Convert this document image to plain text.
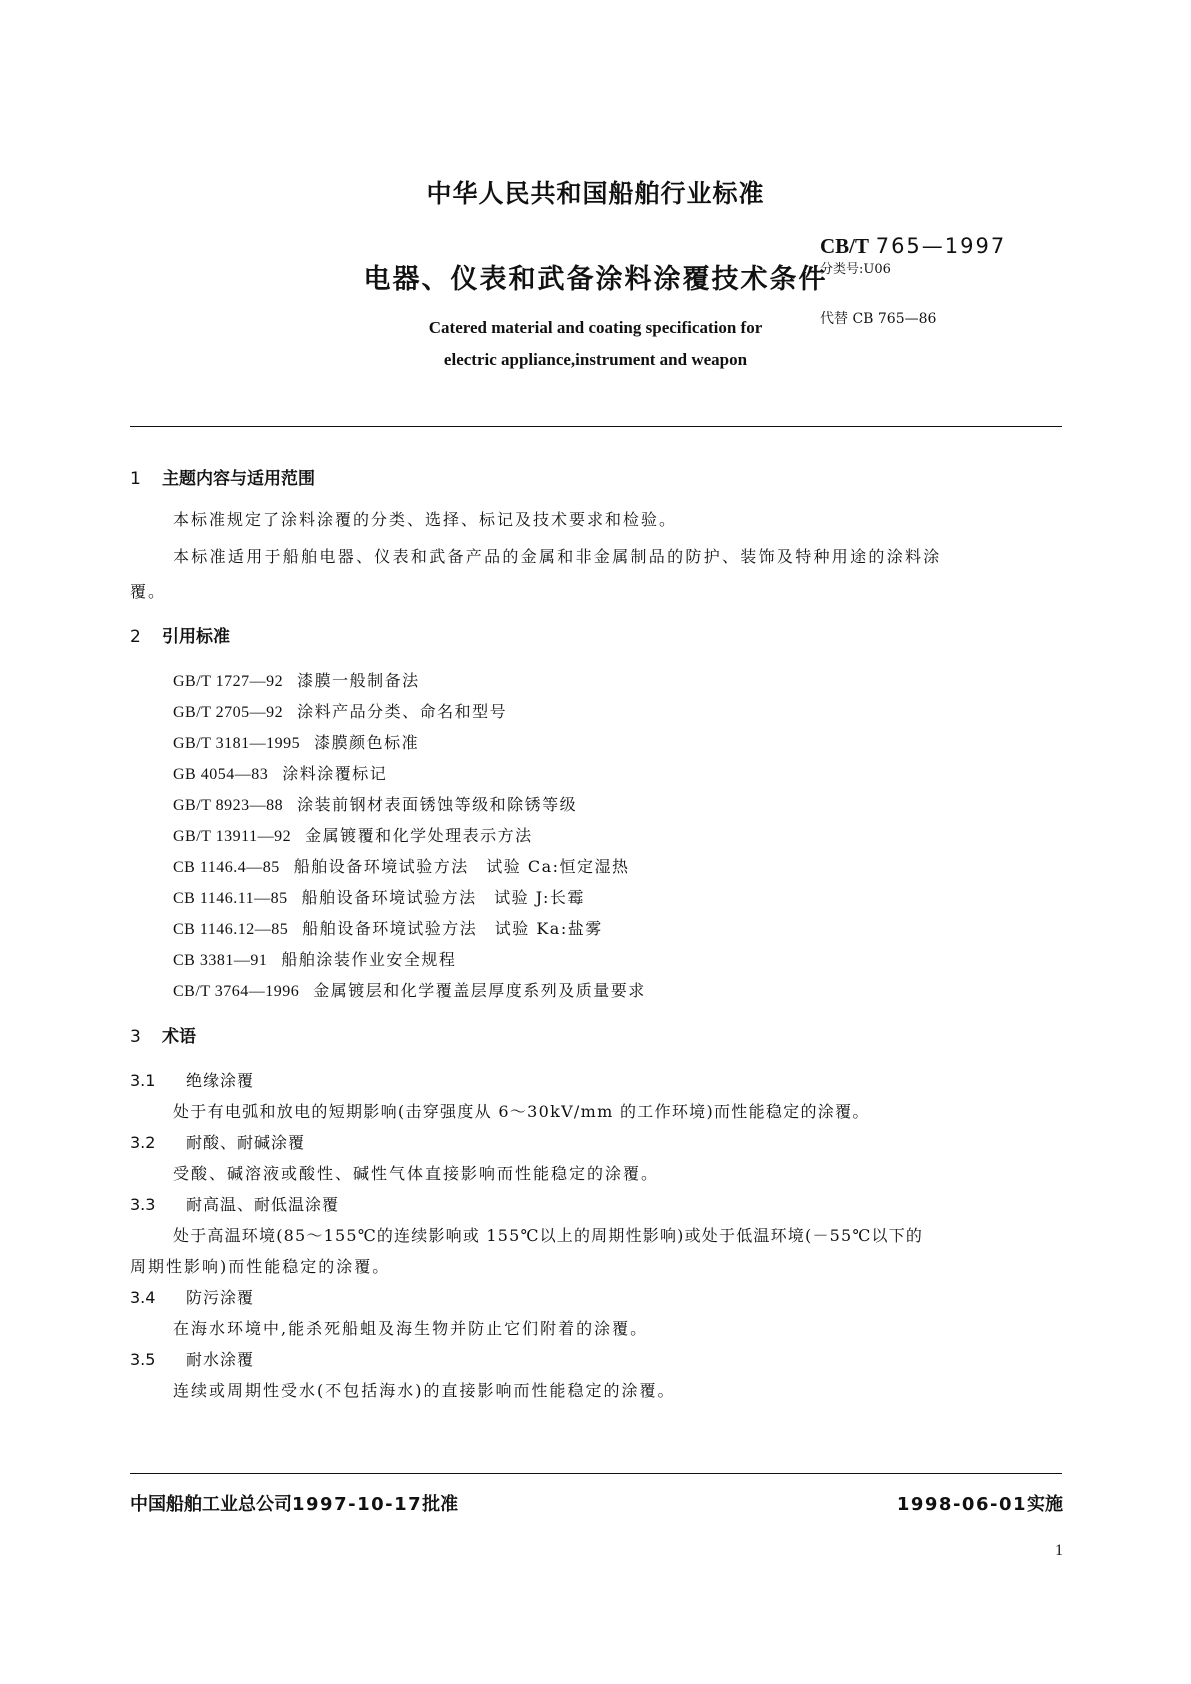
中华人民共和国船舶行业标准
电器、仪表和武备涂料涂覆技术条件
Catered material and coating specification for
electric appliance,instrument and weapon
CB/T 765—1997
分类号:U06
代替 CB 765—86
1 主题内容与适用范围
本标准规定了涂料涂覆的分类、选择、标记及技术要求和检验。
本标准适用于船舶电器、仪表和武备产品的金属和非金属制品的防护、装饰及特种用途的涂料涂
覆。
2 引用标准
GB/T 1727—92 漆膜一般制备法
GB/T 2705—92 涂料产品分类、命名和型号
GB/T 3181—1995 漆膜颜色标准
GB 4054—83 涂料涂覆标记
GB/T 8923—88 涂装前钢材表面锈蚀等级和除锈等级
GB/T 13911—92 金属镀覆和化学处理表示方法
CB 1146.4—85 船舶设备环境试验方法　试验 Ca:恒定湿热
CB 1146.11—85 船舶设备环境试验方法　试验 J:长霉
CB 1146.12—85 船舶设备环境试验方法　试验 Ka:盐雾
CB 3381—91 船舶涂装作业安全规程
CB/T 3764—1996 金属镀层和化学覆盖层厚度系列及质量要求
3 术语
3.1 绝缘涂覆
处于有电弧和放电的短期影响(击穿强度从 6～30kV/mm 的工作环境)而性能稳定的涂覆。
3.2 耐酸、耐碱涂覆
受酸、碱溶液或酸性、碱性气体直接影响而性能稳定的涂覆。
3.3 耐高温、耐低温涂覆
处于高温环境(85～155℃的连续影响或 155℃以上的周期性影响)或处于低温环境(－55℃以下的
周期性影响)而性能稳定的涂覆。
3.4 防污涂覆
在海水环境中,能杀死船蛆及海生物并防止它们附着的涂覆。
3.5 耐水涂覆
连续或周期性受水(不包括海水)的直接影响而性能稳定的涂覆。
中国船舶工业总公司1997-10-17批准	1998-06-01实施
1
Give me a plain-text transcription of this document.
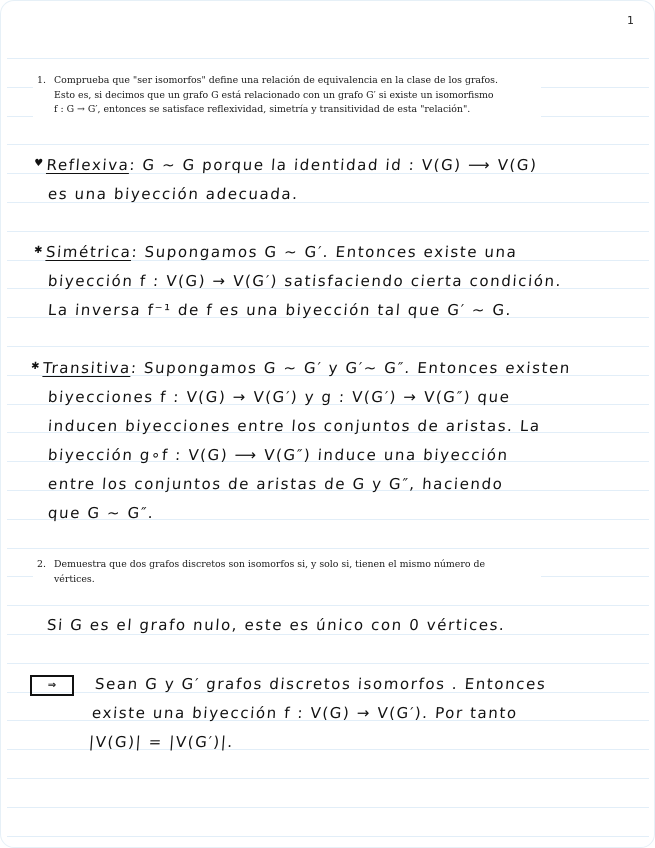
1
1. Comprueba que "ser isomorfos" define una relación de equivalencia en la clase de los grafos.
Esto es, si decimos que un grafo G está relacionado con un grafo G′ si existe un isomorfismo
f : G → G′, entonces se satisface reflexividad, simetría y transitividad de esta "relación".
♥Reflexiva: G ~ G porque la identidad id : V(G) ⟶ V(G)
es una biyección adecuada.
✱Simétrica: Supongamos G ~ G′. Entonces existe una
biyección f : V(G) → V(G′) satisfaciendo cierta condición.
La inversa f⁻¹ de f es una biyección tal que G′ ~ G.
✱Transitiva: Supongamos G ~ G′ y G′~ G″. Entonces existen
biyecciones f : V(G) → V(G′) y g : V(G′) → V(G″) que
inducen biyecciones entre los conjuntos de aristas. La
biyección g∘f : V(G) ⟶ V(G″) induce una biyección
entre los conjuntos de aristas de G y G″, haciendo
que G ~ G″.
2. Demuestra que dos grafos discretos son isomorfos si, y solo si, tienen el mismo número de
vértices.
Si G es el grafo nulo, este es único con 0 vértices.
⇒	Sean G y G′ grafos discretos isomorfos . Entonces
existe una biyección f : V(G) → V(G′). Por tanto
|V(G)| = |V(G′)|.
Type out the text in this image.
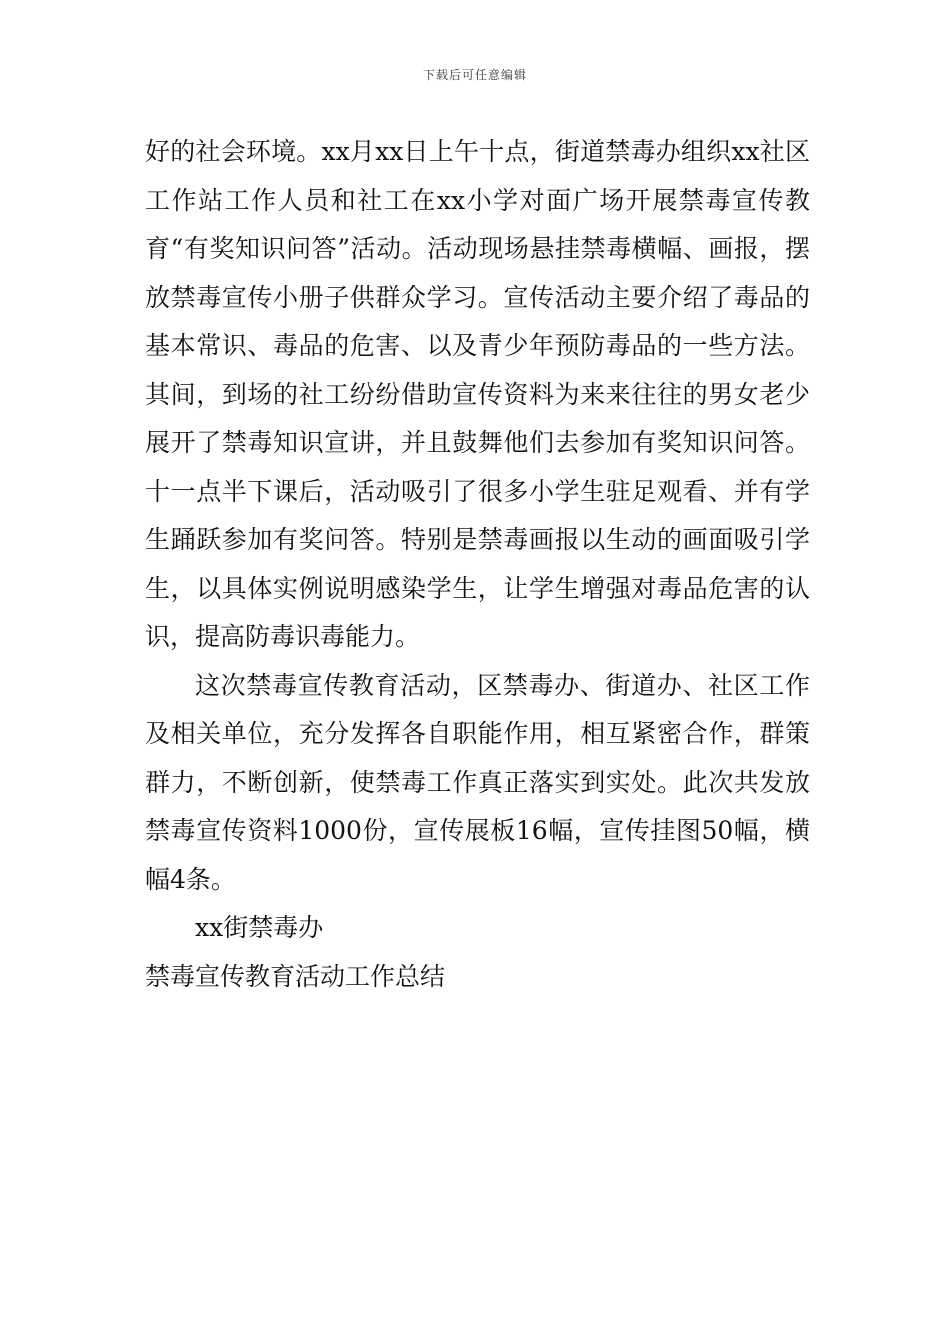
下载后可任意编辑

好的社会环境。xx月xx日上午十点，街道禁毒办组织xx社区工作站工作人员和社工在xx小学对面广场开展禁毒宣传教育“有奖知识问答”活动。活动现场悬挂禁毒横幅、画报，摆放禁毒宣传小册子供群众学习。宣传活动主要介绍了毒品的基本常识、毒品的危害、以及青少年预防毒品的一些方法。其间，到场的社工纷纷借助宣传资料为来来往往的男女老少展开了禁毒知识宣讲，并且鼓舞他们去参加有奖知识问答。十一点半下课后，活动吸引了很多小学生驻足观看、并有学生踊跃参加有奖问答。特别是禁毒画报以生动的画面吸引学生，以具体实例说明感染学生，让学生增强对毒品危害的认识，提高防毒识毒能力。

这次禁毒宣传教育活动，区禁毒办、街道办、社区工作及相关单位，充分发挥各自职能作用，相互紧密合作，群策群力，不断创新，使禁毒工作真正落实到实处。此次共发放禁毒宣传资料1000份，宣传展板16幅，宣传挂图50幅，横幅4条。

xx街禁毒办

禁毒宣传教育活动工作总结
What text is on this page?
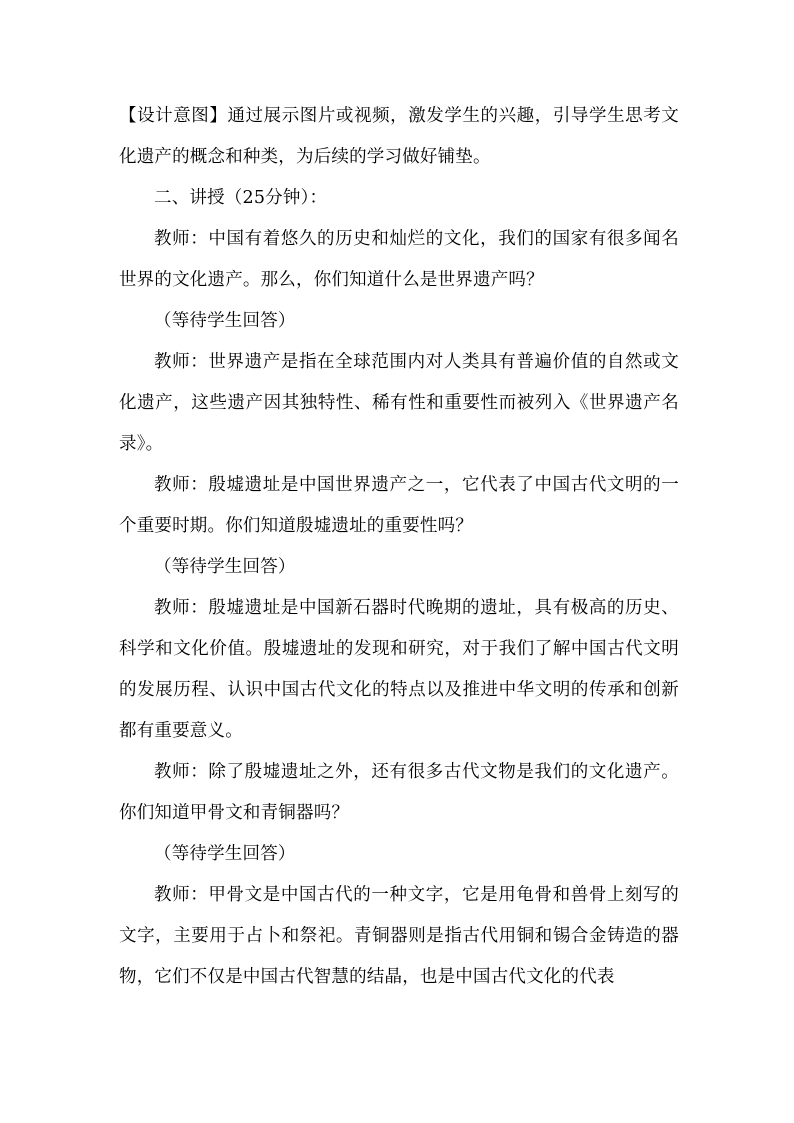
【设计意图】通过展示图片或视频，激发学生的兴趣，引导学生思考文化遗产的概念和种类，为后续的学习做好铺垫。

二、讲授（25分钟）：

教师：中国有着悠久的历史和灿烂的文化，我们的国家有很多闻名世界的文化遗产。那么，你们知道什么是世界遗产吗？

（等待学生回答）

教师：世界遗产是指在全球范围内对人类具有普遍价值的自然或文化遗产，这些遗产因其独特性、稀有性和重要性而被列入《世界遗产名录》。

教师：殷墟遗址是中国世界遗产之一，它代表了中国古代文明的一个重要时期。你们知道殷墟遗址的重要性吗？

（等待学生回答）

教师：殷墟遗址是中国新石器时代晚期的遗址，具有极高的历史、科学和文化价值。殷墟遗址的发现和研究，对于我们了解中国古代文明的发展历程、认识中国古代文化的特点以及推进中华文明的传承和创新都有重要意义。

教师：除了殷墟遗址之外，还有很多古代文物是我们的文化遗产。你们知道甲骨文和青铜器吗？

（等待学生回答）

教师：甲骨文是中国古代的一种文字，它是用龟骨和兽骨上刻写的文字，主要用于占卜和祭祀。青铜器则是指古代用铜和锡合金铸造的器物，它们不仅是中国古代智慧的结晶，也是中国古代文化的代表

____

Make an exact copy of every record, pictures excluded.

Convert this document image to plain text.
中华人民共和国船舶行业标准
电器、仪表和武备涂料涂覆技术条件
Catered material and coating specification for
electric appliance,instrument and weapon
CB/T 765—1997
分类号:U06
代替 CB 765—86
1 主题内容与适用范围
本标准规定了涂料涂覆的分类、选择、标记及技术要求和检验。
本标准适用于船舶电器、仪表和武备产品的金属和非金属制品的防护、装饰及特种用途的涂料涂
覆。
2 引用标准
GB/T 1727—92 漆膜一般制备法
GB/T 2705—92 涂料产品分类、命名和型号
GB/T 3181—1995 漆膜颜色标准
GB 4054—83 涂料涂覆标记
GB/T 8923—88 涂装前钢材表面锈蚀等级和除锈等级
GB/T 13911—92 金属镀覆和化学处理表示方法
CB 1146.4—85 船舶设备环境试验方法　试验 Ca:恒定湿热
CB 1146.11—85 船舶设备环境试验方法　试验 J:长霉
CB 1146.12—85 船舶设备环境试验方法　试验 Ka:盐雾
CB 3381—91 船舶涂装作业安全规程
CB/T 3764—1996 金属镀层和化学覆盖层厚度系列及质量要求
3 术语
3.1 绝缘涂覆
处于有电弧和放电的短期影响(击穿强度从 6～30kV/mm 的工作环境)而性能稳定的涂覆。
3.2 耐酸、耐碱涂覆
受酸、碱溶液或酸性、碱性气体直接影响而性能稳定的涂覆。
3.3 耐高温、耐低温涂覆
处于高温环境(85～155℃的连续影响或 155℃以上的周期性影响)或处于低温环境(－55℃以下的
周期性影响)而性能稳定的涂覆。
3.4 防污涂覆
在海水环境中,能杀死船蛆及海生物并防止它们附着的涂覆。
3.5 耐水涂覆
连续或周期性受水(不包括海水)的直接影响而性能稳定的涂覆。
中国船舶工业总公司1997-10-17批准	1998-06-01实施
1
Give me a plain-text transcription of this document.
1
1. Comprueba que "ser isomorfos" define una relación de equivalencia en la clase de los grafos.
Esto es, si decimos que un grafo G está relacionado con un grafo G′ si existe un isomorfismo
f : G → G′, entonces se satisface reflexividad, simetría y transitividad de esta "relación".
♥Reflexiva: G ~ G porque la identidad id : V(G) ⟶ V(G)
es una biyección adecuada.
✱Simétrica: Supongamos G ~ G′. Entonces existe una
biyección f : V(G) → V(G′) satisfaciendo cierta condición.
La inversa f⁻¹ de f es una biyección tal que G′ ~ G.
✱Transitiva: Supongamos G ~ G′ y G′~ G″. Entonces existen
biyecciones f : V(G) → V(G′) y g : V(G′) → V(G″) que
inducen biyecciones entre los conjuntos de aristas. La
biyección g∘f : V(G) ⟶ V(G″) induce una biyección
entre los conjuntos de aristas de G y G″, haciendo
que G ~ G″.
2. Demuestra que dos grafos discretos son isomorfos si, y solo si, tienen el mismo número de
vértices.
Si G es el grafo nulo, este es único con 0 vértices.
⇒	Sean G y G′ grafos discretos isomorfos . Entonces
existe una biyección f : V(G) → V(G′). Por tanto
|V(G)| = |V(G′)|.
Type out the text in this image.
下载后可任意编辑

好的社会环境。xx月xx日上午十点，街道禁毒办组织xx社区工作站工作人员和社工在xx小学对面广场开展禁毒宣传教育“有奖知识问答”活动。活动现场悬挂禁毒横幅、画报，摆放禁毒宣传小册子供群众学习。宣传活动主要介绍了毒品的基本常识、毒品的危害、以及青少年预防毒品的一些方法。其间，到场的社工纷纷借助宣传资料为来来往往的男女老少展开了禁毒知识宣讲，并且鼓舞他们去参加有奖知识问答。十一点半下课后，活动吸引了很多小学生驻足观看、并有学生踊跃参加有奖问答。特别是禁毒画报以生动的画面吸引学生，以具体实例说明感染学生，让学生增强对毒品危害的认识，提高防毒识毒能力。

这次禁毒宣传教育活动，区禁毒办、街道办、社区工作及相关单位，充分发挥各自职能作用，相互紧密合作，群策群力，不断创新，使禁毒工作真正落实到实处。此次共发放禁毒宣传资料1000份，宣传展板16幅，宣传挂图50幅，横幅4条。

xx街禁毒办

禁毒宣传教育活动工作总结
What text is on this page?
【设计意图】通过展示图片或视频，激发学生的兴趣，引导学生思考文化遗产的概念和种类，为后续的学习做好铺垫。

二、讲授（25分钟）：

教师：中国有着悠久的历史和灿烂的文化，我们的国家有很多闻名世界的文化遗产。那么，你们知道什么是世界遗产吗？

（等待学生回答）

教师：世界遗产是指在全球范围内对人类具有普遍价值的自然或文化遗产，这些遗产因其独特性、稀有性和重要性而被列入《世界遗产名录》。

教师：殷墟遗址是中国世界遗产之一，它代表了中国古代文明的一个重要时期。你们知道殷墟遗址的重要性吗？

（等待学生回答）

教师：殷墟遗址是中国新石器时代晚期的遗址，具有极高的历史、科学和文化价值。殷墟遗址的发现和研究，对于我们了解中国古代文明的发展历程、认识中国古代文化的特点以及推进中华文明的传承和创新都有重要意义。

教师：除了殷墟遗址之外，还有很多古代文物是我们的文化遗产。你们知道甲骨文和青铜器吗？

（等待学生回答）

教师：甲骨文是中国古代的一种文字，它是用龟骨和兽骨上刻写的文字，主要用于占卜和祭祀。青铜器则是指古代用铜和锡合金铸造的器物，它们不仅是中国古代智慧的结晶，也是中国古代文化的代表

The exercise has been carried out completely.